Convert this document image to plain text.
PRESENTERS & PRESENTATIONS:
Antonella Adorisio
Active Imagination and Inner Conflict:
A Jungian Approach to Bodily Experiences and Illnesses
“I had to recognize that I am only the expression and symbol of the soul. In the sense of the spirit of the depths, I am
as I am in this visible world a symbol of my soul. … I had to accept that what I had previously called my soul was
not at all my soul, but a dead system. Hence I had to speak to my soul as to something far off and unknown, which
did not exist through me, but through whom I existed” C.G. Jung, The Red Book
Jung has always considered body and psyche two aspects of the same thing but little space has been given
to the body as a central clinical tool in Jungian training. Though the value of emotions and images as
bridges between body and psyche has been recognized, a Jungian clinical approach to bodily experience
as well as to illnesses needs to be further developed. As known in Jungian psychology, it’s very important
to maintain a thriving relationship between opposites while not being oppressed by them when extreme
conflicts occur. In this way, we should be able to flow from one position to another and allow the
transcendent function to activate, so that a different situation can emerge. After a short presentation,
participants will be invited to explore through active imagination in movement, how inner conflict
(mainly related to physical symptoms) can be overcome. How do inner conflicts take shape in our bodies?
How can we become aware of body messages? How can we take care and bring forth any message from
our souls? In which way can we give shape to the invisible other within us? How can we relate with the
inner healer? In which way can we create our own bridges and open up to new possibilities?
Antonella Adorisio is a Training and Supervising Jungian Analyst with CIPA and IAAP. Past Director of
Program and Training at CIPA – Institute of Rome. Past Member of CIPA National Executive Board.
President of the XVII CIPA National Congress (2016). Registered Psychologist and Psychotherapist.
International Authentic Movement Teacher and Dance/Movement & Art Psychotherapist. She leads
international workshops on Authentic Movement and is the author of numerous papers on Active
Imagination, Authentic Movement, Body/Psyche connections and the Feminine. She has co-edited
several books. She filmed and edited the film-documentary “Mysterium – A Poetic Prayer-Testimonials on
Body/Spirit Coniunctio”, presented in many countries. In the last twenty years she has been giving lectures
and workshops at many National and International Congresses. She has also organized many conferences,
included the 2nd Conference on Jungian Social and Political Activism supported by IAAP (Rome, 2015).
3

REQUIREMENT —
Transcribe the whole listing exactly.

COMPLETE RESPONSE —
Convert this document image to plain text.
PRESENTERS & PRESENTATIONS:
Antonella Adorisio
Active Imagination and Inner Conflict:
A Jungian Approach to Bodily Experiences and Illnesses
“I had to recognize that I am only the expression and symbol of the soul. In the sense of the spirit of the depths, I am
as I am in this visible world a symbol of my soul. … I had to accept that what I had previously called my soul was
not at all my soul, but a dead system. Hence I had to speak to my soul as to something far off and unknown, which
did not exist through me, but through whom I existed” C.G. Jung, The Red Book
Jung has always considered body and psyche two aspects of the same thing but little space has been given
to the body as a central clinical tool in Jungian training. Though the value of emotions and images as
bridges between body and psyche has been recognized, a Jungian clinical approach to bodily experience
as well as to illnesses needs to be further developed. As known in Jungian psychology, it’s very important
to maintain a thriving relationship between opposites while not being oppressed by them when extreme
conflicts occur. In this way, we should be able to flow from one position to another and allow the
transcendent function to activate, so that a different situation can emerge. After a short presentation,
participants will be invited to explore through active imagination in movement, how inner conflict
(mainly related to physical symptoms) can be overcome. How do inner conflicts take shape in our bodies?
How can we become aware of body messages? How can we take care and bring forth any message from
our souls? In which way can we give shape to the invisible other within us? How can we relate with the
inner healer? In which way can we create our own bridges and open up to new possibilities?
Antonella Adorisio is a Training and Supervising Jungian Analyst with CIPA and IAAP. Past Director of
Program and Training at CIPA – Institute of Rome. Past Member of CIPA National Executive Board.
President of the XVII CIPA National Congress (2016). Registered Psychologist and Psychotherapist.
International Authentic Movement Teacher and Dance/Movement & Art Psychotherapist. She leads
international workshops on Authentic Movement and is the author of numerous papers on Active
Imagination, Authentic Movement, Body/Psyche connections and the Feminine. She has co-edited
several books. She filmed and edited the film-documentary “Mysterium – A Poetic Prayer-Testimonials on
Body/Spirit Coniunctio”, presented in many countries. In the last twenty years she has been giving lectures
and workshops at many National and International Congresses. She has also organized many conferences,
included the 2nd Conference on Jungian Social and Political Activism supported by IAAP (Rome, 2015).
3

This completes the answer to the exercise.